[Action item] Could you retype every line of the data underneath without altering anything?

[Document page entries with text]

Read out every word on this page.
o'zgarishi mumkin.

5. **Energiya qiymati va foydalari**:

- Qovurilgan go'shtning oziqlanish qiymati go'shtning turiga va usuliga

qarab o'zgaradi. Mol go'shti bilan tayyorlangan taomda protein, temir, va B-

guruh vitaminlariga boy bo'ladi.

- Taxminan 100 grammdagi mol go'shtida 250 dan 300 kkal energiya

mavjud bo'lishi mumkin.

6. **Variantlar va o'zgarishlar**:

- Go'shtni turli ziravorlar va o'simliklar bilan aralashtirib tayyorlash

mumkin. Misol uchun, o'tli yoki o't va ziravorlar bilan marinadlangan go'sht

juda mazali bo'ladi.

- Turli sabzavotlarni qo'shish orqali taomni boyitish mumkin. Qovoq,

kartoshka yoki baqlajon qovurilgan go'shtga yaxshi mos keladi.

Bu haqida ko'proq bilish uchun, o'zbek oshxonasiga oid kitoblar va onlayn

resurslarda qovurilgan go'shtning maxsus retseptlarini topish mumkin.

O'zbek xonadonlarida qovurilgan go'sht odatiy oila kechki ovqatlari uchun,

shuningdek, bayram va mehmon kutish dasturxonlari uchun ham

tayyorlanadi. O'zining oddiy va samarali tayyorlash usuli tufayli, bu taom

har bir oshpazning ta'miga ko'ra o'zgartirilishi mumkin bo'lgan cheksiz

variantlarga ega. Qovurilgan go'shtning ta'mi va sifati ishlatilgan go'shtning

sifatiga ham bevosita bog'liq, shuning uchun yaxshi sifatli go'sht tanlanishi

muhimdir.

[Response]
Read out every word on this page.
o'zgarishi mumkin.

5. **Energiya qiymati va foydalari**:

- Qovurilgan go'shtning oziqlanish qiymati go'shtning turiga va usuliga

qarab o'zgaradi. Mol go'shti bilan tayyorlangan taomda protein, temir, va B-

guruh vitaminlariga boy bo'ladi.

- Taxminan 100 grammdagi mol go'shtida 250 dan 300 kkal energiya

mavjud bo'lishi mumkin.

6. **Variantlar va o'zgarishlar**:

- Go'shtni turli ziravorlar va o'simliklar bilan aralashtirib tayyorlash

mumkin. Misol uchun, o'tli yoki o't va ziravorlar bilan marinadlangan go'sht

juda mazali bo'ladi.

- Turli sabzavotlarni qo'shish orqali taomni boyitish mumkin. Qovoq,

kartoshka yoki baqlajon qovurilgan go'shtga yaxshi mos keladi.

Bu haqida ko'proq bilish uchun, o'zbek oshxonasiga oid kitoblar va onlayn

resurslarda qovurilgan go'shtning maxsus retseptlarini topish mumkin.

O'zbek xonadonlarida qovurilgan go'sht odatiy oila kechki ovqatlari uchun,

shuningdek, bayram va mehmon kutish dasturxonlari uchun ham

tayyorlanadi. O'zining oddiy va samarali tayyorlash usuli tufayli, bu taom

har bir oshpazning ta'miga ko'ra o'zgartirilishi mumkin bo'lgan cheksiz

variantlarga ega. Qovurilgan go'shtning ta'mi va sifati ishlatilgan go'shtning

sifatiga ham bevosita bog'liq, shuning uchun yaxshi sifatli go'sht tanlanishi

muhimdir.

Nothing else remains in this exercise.